--- To do ---
1. In the concert review, reproduce the passage from "Michael Haydn’s musical" to "in her contributions." with no changes.
2. According to the concert review, why did the performance from the opera buffa Lo speziale become one of the highlights of the evening? Answer in one to three sentences.

--- Document segment ---
>>>>

Baroquestock
IstanteClassical: The Haydn Boys
Heath Street Baptist Church. 28 April 2018
One of the most exciting music venues to hit London in recent years has been a rather unassuming Baptist church in Heath Street, Hampstead. Bowing to the inevitable, they have reduced their services to Sunday mornings, but have encouraged a wide variety of activities during the rest of the week, including lunchtime and evening concerts. In 2016 a complete weekend was devoted to the ‘Hampstead Baroque Festival’ which concluded in a Bratwurst, Beer & Bach concert given by the then newly-formed period-instrument collective Istante, ‘ensemble in residence’ at Heath Street Baptist Church. Last year, this festival morphed into the more imaginatively named Baroquestock. I reviewed the opening concert when they hosted one of the Orchestra of the Age of Enlightenment’s ‘Night Shift’ events, aimed at just the sort of younger-than-usual classical music audience that Heath Street had already been attracting. In an imaginative, albeit brave bit of programming, the concert was devoted to a performance of Schoenberg’s Verklärte Nacht, complete with ‘Schoenbergers’. My review is here, noting that the “large and enthusiastic crowd was yet another indication that adventurous musical programming and providing something a little different from the normal run of musical events can draw the crowds”.
This year’s Baroquestock festival featured eight concerts under the overall title of “No man is an island”, with a subtitle of a “Festival of Earlyish Music and Homely Food”. Each concert had a related menu of food. The Hadyn Boys, as the title suggests, featured the brothers Joseph and Michael Haydn, opening with Joseph Haydn’s overture to the opera L’isola disabitata (the uninhabited island), its turbulent style a fine example of his Sturm und Drang writing, with its dramatic changes of mood. The bleakly stark opening soon gave way to livelier passages and a quiet central section. It was followed by the overture and two contrasting arias from the opera buffa Lo speziale (The Apothecary). This turned out to be one of the highlights of the evening, not least because of the singing of Emily Gray. Her first aria was a tour de force of dramatic writing and singing. As well as a very exciting singing voice (although billed as a soprano, her voice had a distinctly mezzoish colour to it), Emily Gray also demonstrated an excellent dramatic presence, drawing the audience into the world of the opera as she addressed us from the pulpit above the orchestra. The second aria was a gentler affair, revealing the more sensitive side of Emily Gray’s voice and persona. She was also a rare example of a singer who could sing a proper trill, without resorting to vibrato, of which she had commendably little.
Michael Haydn’s musical career was very different from his older brother, spending the bulk of his career in Salzburg in the Archbishop’s court. His Divertimento in G (MH518) was perhaps typical of the courtly entertainment music that he was required to provide alongside his more familiar religious compositions. Scored for Viola, Oboe, Basson, 2 Horns, and Double Bass, it featured prominent melodic lines for Elitza Bogdanova, viola, and Nicola Barbagli, oboe.
The final piece reverted back to Joseph Haydn’s and his Sinfonia No 89. Two of the four movements were arrangements of earlier pieces written for a curious instrument known as a Lire Organizzate, a type of hurdy-gurdy much loved by the King of Naples, for whom Haydn wrote several pieces. For the Sinfonia, he transferred the solo lines to the flute and oboe, with flautist Eva Caballero excelling in her contributions.

<<<<

--- Data section ---
>>>>

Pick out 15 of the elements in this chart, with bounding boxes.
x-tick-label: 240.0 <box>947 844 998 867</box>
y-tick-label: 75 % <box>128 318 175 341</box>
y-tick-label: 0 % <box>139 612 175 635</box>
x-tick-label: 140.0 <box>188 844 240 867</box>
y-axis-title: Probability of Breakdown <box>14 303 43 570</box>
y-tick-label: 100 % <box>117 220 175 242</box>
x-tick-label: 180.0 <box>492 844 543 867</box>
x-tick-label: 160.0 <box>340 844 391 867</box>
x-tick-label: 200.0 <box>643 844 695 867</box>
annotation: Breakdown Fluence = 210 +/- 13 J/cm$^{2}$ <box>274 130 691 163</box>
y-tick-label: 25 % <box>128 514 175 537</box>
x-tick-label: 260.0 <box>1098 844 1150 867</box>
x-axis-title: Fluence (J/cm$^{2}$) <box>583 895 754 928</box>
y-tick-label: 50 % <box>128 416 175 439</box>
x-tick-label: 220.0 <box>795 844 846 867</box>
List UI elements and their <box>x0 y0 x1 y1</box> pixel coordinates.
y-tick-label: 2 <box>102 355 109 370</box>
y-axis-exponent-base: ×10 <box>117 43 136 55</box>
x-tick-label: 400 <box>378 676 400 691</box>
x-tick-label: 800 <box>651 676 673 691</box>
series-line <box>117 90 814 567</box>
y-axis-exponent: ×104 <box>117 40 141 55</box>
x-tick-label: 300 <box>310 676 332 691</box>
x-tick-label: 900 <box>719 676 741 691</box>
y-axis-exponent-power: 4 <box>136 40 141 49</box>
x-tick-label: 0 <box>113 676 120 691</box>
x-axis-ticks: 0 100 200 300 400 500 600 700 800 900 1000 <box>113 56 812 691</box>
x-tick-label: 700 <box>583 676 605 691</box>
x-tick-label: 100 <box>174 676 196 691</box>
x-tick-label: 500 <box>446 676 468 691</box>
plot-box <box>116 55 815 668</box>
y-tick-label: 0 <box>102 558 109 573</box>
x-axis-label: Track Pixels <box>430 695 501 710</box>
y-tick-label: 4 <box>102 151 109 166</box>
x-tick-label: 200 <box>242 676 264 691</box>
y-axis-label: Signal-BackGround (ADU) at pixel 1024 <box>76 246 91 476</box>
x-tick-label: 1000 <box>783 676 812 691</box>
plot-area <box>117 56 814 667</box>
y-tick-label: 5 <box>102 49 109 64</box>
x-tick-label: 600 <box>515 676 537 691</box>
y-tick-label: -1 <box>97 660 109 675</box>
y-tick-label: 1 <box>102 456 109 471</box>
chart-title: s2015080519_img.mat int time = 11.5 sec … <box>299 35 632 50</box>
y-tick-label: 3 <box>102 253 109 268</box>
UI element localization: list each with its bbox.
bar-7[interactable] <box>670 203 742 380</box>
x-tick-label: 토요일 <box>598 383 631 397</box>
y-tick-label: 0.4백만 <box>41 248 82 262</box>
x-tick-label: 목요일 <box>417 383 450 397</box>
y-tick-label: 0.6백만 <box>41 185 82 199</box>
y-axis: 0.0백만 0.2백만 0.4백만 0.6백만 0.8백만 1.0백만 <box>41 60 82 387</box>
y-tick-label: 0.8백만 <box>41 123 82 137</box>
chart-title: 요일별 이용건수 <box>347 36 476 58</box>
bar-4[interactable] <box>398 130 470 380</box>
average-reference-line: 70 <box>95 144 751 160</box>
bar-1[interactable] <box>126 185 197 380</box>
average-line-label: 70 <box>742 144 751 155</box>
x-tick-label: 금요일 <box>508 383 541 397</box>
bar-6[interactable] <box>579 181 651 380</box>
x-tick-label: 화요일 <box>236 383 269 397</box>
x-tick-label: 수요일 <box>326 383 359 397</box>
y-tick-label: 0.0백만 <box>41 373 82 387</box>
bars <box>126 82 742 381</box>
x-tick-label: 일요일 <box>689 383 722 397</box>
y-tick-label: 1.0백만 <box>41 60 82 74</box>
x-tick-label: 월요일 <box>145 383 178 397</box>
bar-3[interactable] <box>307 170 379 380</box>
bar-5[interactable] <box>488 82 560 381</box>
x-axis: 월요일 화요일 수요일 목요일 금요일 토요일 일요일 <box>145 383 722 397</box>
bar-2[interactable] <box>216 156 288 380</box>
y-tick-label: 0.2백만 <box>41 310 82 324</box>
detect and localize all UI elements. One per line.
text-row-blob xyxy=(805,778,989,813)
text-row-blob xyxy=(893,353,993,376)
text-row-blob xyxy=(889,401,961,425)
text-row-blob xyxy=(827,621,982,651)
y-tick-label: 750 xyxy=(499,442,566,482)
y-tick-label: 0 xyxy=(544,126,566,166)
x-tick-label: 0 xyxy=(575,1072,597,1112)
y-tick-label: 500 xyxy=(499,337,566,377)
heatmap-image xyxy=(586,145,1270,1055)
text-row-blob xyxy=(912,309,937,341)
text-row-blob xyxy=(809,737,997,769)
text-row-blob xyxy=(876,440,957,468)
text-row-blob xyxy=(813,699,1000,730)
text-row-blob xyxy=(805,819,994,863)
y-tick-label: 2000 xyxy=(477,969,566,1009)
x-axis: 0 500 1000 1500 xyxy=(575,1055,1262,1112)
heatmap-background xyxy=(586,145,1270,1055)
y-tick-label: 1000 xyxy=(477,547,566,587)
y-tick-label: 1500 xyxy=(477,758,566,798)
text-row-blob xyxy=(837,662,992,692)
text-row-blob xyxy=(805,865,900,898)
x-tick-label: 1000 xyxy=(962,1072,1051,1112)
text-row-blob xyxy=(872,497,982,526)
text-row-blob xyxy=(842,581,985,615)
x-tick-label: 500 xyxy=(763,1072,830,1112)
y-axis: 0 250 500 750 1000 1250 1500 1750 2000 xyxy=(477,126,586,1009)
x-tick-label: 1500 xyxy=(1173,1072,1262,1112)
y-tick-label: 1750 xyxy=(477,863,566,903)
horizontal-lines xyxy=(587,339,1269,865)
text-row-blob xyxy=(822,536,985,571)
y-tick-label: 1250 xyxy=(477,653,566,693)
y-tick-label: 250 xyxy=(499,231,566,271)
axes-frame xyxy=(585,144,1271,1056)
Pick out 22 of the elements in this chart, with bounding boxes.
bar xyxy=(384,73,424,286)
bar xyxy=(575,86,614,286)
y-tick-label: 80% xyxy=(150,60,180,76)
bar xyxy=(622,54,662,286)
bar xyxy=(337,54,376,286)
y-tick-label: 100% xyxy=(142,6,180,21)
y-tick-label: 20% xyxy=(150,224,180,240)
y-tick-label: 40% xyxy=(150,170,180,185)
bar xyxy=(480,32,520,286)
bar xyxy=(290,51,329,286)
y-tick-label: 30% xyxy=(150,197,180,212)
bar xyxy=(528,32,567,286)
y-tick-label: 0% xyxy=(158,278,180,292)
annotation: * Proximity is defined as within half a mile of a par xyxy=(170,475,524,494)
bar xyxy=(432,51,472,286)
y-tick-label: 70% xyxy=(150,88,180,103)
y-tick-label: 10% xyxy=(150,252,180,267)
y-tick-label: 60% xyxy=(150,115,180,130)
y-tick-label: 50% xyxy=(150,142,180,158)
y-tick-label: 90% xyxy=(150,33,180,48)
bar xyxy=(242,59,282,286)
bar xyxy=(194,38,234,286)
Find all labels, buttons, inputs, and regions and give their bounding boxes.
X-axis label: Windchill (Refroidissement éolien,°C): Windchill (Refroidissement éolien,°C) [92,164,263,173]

<<<<

--- Activity answers ---
1.
Michael Haydn’s musical career was very different from his older brother, spending the bulk of his career in Salzburg in the Archbishop’s court. His Divertimento in G (MH518) was perhaps typical of the courtly entertainment music that he was required to provide alongside his more familiar religious compositions. Scored for Viola, Oboe, Basson, 2 Horns, and Double Bass, it featured prominent melodic lines for Elitza Bogdanova, viola, and Nicola Barbagli, oboe.
The final piece reverted back to Joseph Haydn’s and his Sinfonia No 89. Two of the four movements were arrangements of earlier pieces written for a curious instrument known as a Lire Organizzate, a type of hurdy-gurdy much loved by the King of Naples, for whom Haydn wrote several pieces. For the Sinfonia, he transferred the solo lines to the flute and oboe, with flautist Eva Caballero excelling in her contributions.

2. It became a highlight largely because of Emily Gray's singing. Her first aria was a tour de force of dramatic writing and singing that showed an exciting voice and a strong dramatic presence. Her second aria revealed the more sensitive side of her voice and persona.